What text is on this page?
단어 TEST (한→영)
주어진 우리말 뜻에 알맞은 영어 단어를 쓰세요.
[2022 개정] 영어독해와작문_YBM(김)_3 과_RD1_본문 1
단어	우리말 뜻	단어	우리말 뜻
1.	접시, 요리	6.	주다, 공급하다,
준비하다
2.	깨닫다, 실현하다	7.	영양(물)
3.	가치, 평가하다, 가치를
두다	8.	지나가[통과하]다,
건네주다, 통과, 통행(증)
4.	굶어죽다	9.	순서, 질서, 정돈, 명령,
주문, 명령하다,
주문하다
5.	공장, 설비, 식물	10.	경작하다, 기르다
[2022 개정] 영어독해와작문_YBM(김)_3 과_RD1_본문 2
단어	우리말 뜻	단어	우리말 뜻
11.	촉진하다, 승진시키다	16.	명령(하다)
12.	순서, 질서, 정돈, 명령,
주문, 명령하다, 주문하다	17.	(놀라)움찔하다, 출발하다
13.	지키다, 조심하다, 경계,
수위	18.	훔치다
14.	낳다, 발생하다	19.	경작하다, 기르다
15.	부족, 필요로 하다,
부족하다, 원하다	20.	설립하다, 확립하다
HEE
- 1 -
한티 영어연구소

----------------------------------------

### [Problem to work on]
Identify each line containing the string "경작하다" and copy it out.

### [Response to this exercise]
5.	공장, 설비, 식물	10.	경작하다, 기르다
14.	낳다, 발생하다	19.	경작하다, 기르다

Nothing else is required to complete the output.